▸ Stored records:
::::
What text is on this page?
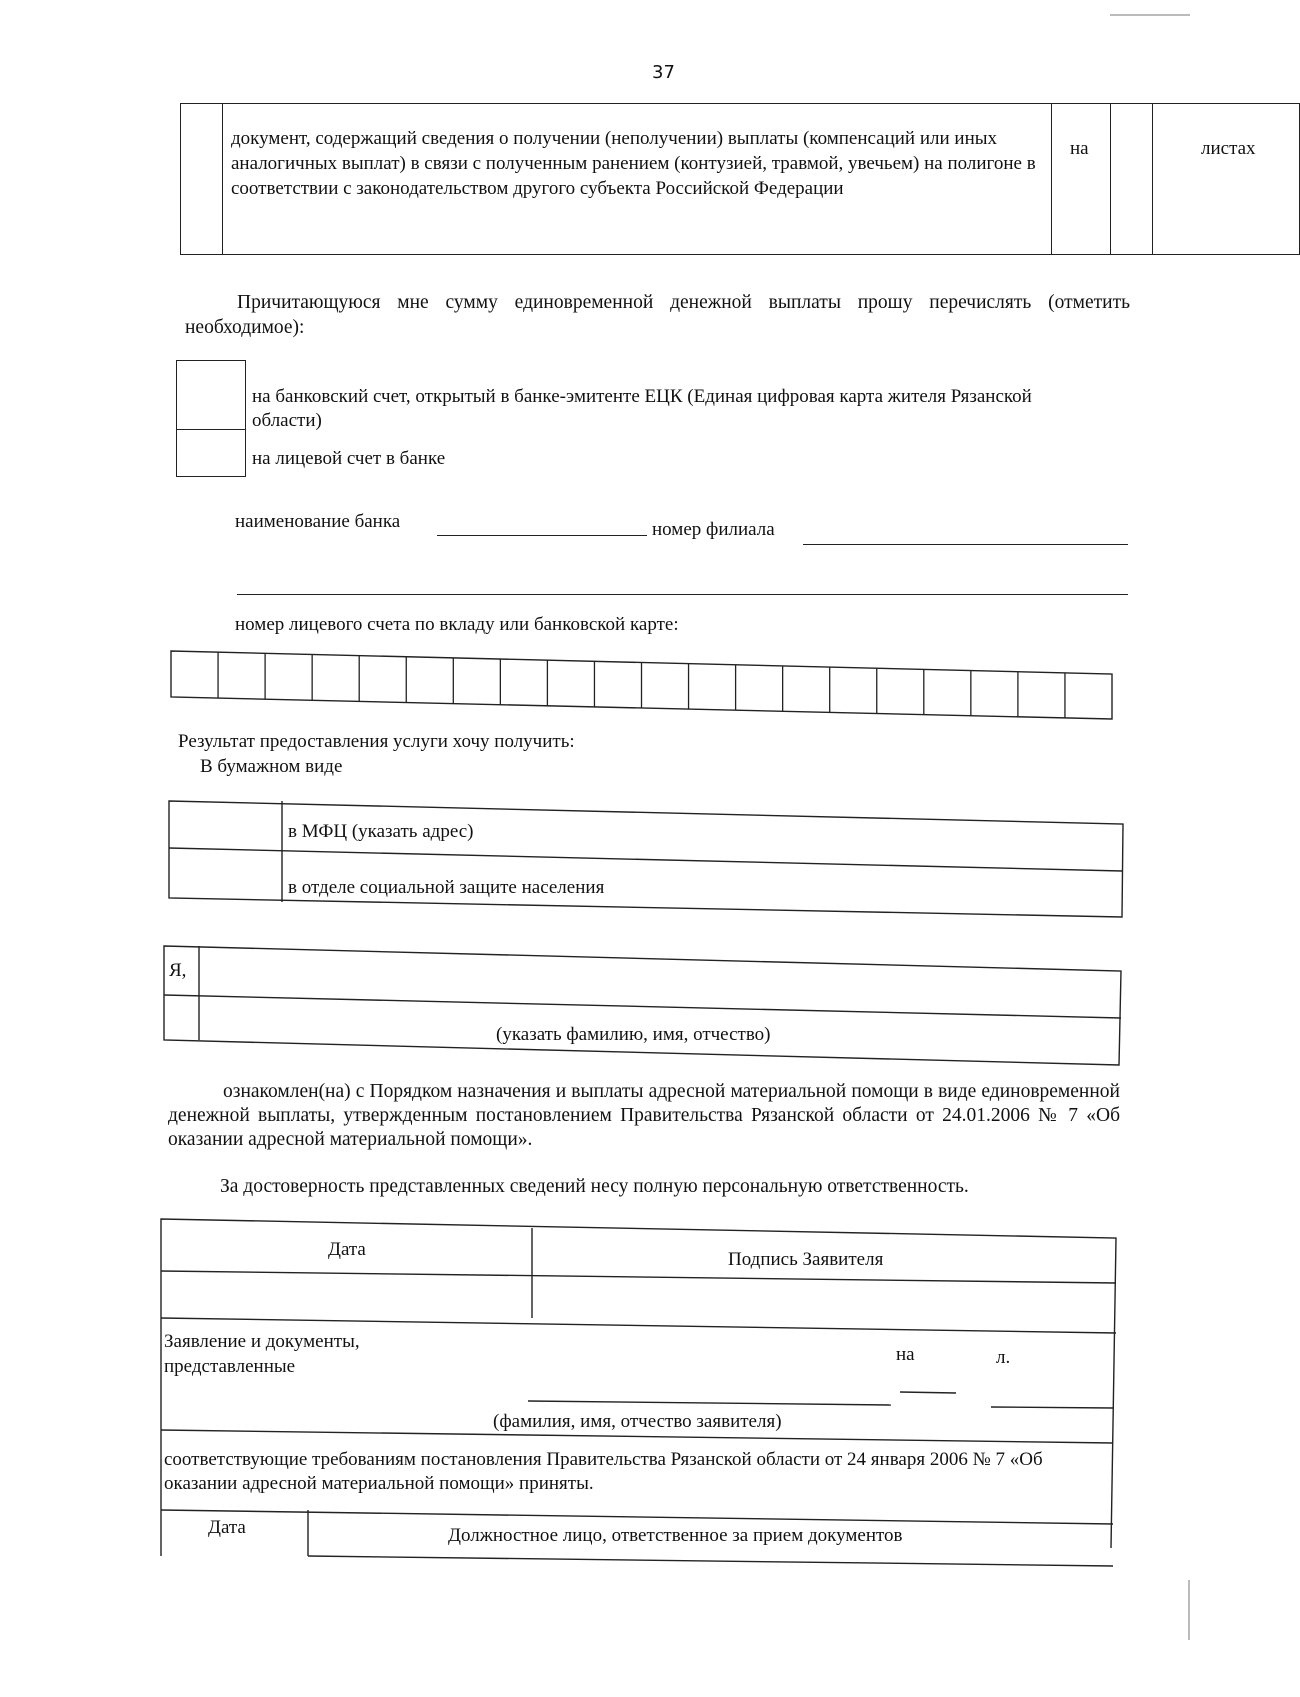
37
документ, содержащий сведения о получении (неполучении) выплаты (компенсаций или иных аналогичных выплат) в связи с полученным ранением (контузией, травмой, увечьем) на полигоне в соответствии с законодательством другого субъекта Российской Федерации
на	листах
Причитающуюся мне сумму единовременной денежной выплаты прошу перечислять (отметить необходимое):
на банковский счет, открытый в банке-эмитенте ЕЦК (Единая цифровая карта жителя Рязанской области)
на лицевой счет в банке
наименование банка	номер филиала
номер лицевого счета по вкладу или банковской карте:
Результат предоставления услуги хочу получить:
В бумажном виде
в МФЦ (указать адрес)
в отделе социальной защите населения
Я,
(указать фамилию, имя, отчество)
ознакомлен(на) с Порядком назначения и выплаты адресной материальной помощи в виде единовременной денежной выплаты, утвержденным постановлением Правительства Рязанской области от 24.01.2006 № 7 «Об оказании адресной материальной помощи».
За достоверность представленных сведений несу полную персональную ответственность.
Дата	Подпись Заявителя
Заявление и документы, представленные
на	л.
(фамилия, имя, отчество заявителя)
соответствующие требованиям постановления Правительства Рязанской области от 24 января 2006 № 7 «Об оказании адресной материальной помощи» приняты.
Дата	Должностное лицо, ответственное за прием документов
::::
▸ Your task: Without the pictures, write out every entry precisely as it appears.

▸ Exercise response:
What text is on this page?
37
документ, содержащий сведения о получении (неполучении) выплаты (компенсаций или иных аналогичных выплат) в связи с полученным ранением (контузией, травмой, увечьем) на полигоне в соответствии с законодательством другого субъекта Российской Федерации
на	листах
Причитающуюся мне сумму единовременной денежной выплаты прошу перечислять (отметить необходимое):
на банковский счет, открытый в банке-эмитенте ЕЦК (Единая цифровая карта жителя Рязанской области)
на лицевой счет в банке
наименование банка	номер филиала
номер лицевого счета по вкладу или банковской карте:
Результат предоставления услуги хочу получить:
В бумажном виде
в МФЦ (указать адрес)
в отделе социальной защите населения
Я,
(указать фамилию, имя, отчество)
ознакомлен(на) с Порядком назначения и выплаты адресной материальной помощи в виде единовременной денежной выплаты, утвержденным постановлением Правительства Рязанской области от 24.01.2006 № 7 «Об оказании адресной материальной помощи».
За достоверность представленных сведений несу полную персональную ответственность.
Дата	Подпись Заявителя
Заявление и документы, представленные
на	л.
(фамилия, имя, отчество заявителя)
соответствующие требованиям постановления Правительства Рязанской области от 24 января 2006 № 7 «Об оказании адресной материальной помощи» приняты.
Дата	Должностное лицо, ответственное за прием документов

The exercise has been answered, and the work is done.